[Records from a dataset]
* * *
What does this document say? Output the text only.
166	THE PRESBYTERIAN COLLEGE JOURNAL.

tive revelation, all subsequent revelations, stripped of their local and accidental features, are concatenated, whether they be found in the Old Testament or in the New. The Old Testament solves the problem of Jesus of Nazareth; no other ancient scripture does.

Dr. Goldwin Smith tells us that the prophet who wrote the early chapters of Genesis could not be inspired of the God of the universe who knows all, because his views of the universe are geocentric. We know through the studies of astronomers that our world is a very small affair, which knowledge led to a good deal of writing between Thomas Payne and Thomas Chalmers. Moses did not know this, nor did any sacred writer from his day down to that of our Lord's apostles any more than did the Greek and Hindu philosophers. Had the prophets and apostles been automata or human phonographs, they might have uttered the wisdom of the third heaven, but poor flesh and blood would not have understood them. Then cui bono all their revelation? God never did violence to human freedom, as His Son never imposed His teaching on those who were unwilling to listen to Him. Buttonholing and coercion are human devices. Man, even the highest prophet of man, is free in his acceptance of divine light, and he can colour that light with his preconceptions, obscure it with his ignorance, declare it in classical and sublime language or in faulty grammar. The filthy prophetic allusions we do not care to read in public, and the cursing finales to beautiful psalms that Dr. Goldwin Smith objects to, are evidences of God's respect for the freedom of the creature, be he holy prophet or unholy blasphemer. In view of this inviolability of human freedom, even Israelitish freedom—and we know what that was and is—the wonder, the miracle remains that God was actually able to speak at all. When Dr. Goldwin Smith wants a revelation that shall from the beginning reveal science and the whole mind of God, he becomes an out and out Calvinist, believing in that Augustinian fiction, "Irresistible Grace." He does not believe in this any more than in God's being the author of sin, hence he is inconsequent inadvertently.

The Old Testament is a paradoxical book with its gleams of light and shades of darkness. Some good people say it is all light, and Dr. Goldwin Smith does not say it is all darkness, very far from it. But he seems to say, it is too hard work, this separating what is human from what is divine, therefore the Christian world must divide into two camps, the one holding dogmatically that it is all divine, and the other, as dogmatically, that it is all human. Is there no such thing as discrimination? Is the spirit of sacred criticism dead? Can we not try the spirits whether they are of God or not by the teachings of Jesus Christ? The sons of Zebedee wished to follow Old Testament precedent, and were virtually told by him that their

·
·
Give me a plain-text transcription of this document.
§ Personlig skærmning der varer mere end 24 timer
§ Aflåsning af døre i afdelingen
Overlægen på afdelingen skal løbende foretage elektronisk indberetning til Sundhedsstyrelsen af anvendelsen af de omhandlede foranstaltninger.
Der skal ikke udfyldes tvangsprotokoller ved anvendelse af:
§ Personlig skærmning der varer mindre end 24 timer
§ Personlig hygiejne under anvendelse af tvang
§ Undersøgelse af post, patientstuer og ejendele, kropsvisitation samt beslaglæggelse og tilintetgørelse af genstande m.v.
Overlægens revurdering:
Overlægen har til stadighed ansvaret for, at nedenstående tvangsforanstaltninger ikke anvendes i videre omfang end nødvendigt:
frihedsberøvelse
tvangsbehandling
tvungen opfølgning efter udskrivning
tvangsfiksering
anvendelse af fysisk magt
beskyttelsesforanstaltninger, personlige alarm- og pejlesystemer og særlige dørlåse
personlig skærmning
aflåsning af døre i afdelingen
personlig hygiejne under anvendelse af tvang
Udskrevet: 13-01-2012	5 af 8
* * *
Please write out the records above once more, exactly and completely.

Answer to the exercise
What does this document say? Output the text only.
166	THE PRESBYTERIAN COLLEGE JOURNAL.

tive revelation, all subsequent revelations, stripped of their local and accidental features, are concatenated, whether they be found in the Old Testament or in the New. The Old Testament solves the problem of Jesus of Nazareth; no other ancient scripture does.

Dr. Goldwin Smith tells us that the prophet who wrote the early chapters of Genesis could not be inspired of the God of the universe who knows all, because his views of the universe are geocentric. We know through the studies of astronomers that our world is a very small affair, which knowledge led to a good deal of writing between Thomas Payne and Thomas Chalmers. Moses did not know this, nor did any sacred writer from his day down to that of our Lord's apostles any more than did the Greek and Hindu philosophers. Had the prophets and apostles been automata or human phonographs, they might have uttered the wisdom of the third heaven, but poor flesh and blood would not have understood them. Then cui bono all their revelation? God never did violence to human freedom, as His Son never imposed His teaching on those who were unwilling to listen to Him. Buttonholing and coercion are human devices. Man, even the highest prophet of man, is free in his acceptance of divine light, and he can colour that light with his preconceptions, obscure it with his ignorance, declare it in classical and sublime language or in faulty grammar. The filthy prophetic allusions we do not care to read in public, and the cursing finales to beautiful psalms that Dr. Goldwin Smith objects to, are evidences of God's respect for the freedom of the creature, be he holy prophet or unholy blasphemer. In view of this inviolability of human freedom, even Israelitish freedom—and we know what that was and is—the wonder, the miracle remains that God was actually able to speak at all. When Dr. Goldwin Smith wants a revelation that shall from the beginning reveal science and the whole mind of God, he becomes an out and out Calvinist, believing in that Augustinian fiction, "Irresistible Grace." He does not believe in this any more than in God's being the author of sin, hence he is inconsequent inadvertently.

The Old Testament is a paradoxical book with its gleams of light and shades of darkness. Some good people say it is all light, and Dr. Goldwin Smith does not say it is all darkness, very far from it. But he seems to say, it is too hard work, this separating what is human from what is divine, therefore the Christian world must divide into two camps, the one holding dogmatically that it is all divine, and the other, as dogmatically, that it is all human. Is there no such thing as discrimination? Is the spirit of sacred criticism dead? Can we not try the spirits whether they are of God or not by the teachings of Jesus Christ? The sons of Zebedee wished to follow Old Testament precedent, and were virtually told by him that their

·
·
Give me a plain-text transcription of this document.
§ Personlig skærmning der varer mere end 24 timer
§ Aflåsning af døre i afdelingen
Overlægen på afdelingen skal løbende foretage elektronisk indberetning til Sundhedsstyrelsen af anvendelsen af de omhandlede foranstaltninger.
Der skal ikke udfyldes tvangsprotokoller ved anvendelse af:
§ Personlig skærmning der varer mindre end 24 timer
§ Personlig hygiejne under anvendelse af tvang
§ Undersøgelse af post, patientstuer og ejendele, kropsvisitation samt beslaglæggelse og tilintetgørelse af genstande m.v.
Overlægens revurdering:
Overlægen har til stadighed ansvaret for, at nedenstående tvangsforanstaltninger ikke anvendes i videre omfang end nødvendigt:
frihedsberøvelse
tvangsbehandling
tvungen opfølgning efter udskrivning
tvangsfiksering
anvendelse af fysisk magt
beskyttelsesforanstaltninger, personlige alarm- og pejlesystemer og særlige dørlåse
personlig skærmning
aflåsning af døre i afdelingen
personlig hygiejne under anvendelse af tvang
Udskrevet: 13-01-2012	5 af 8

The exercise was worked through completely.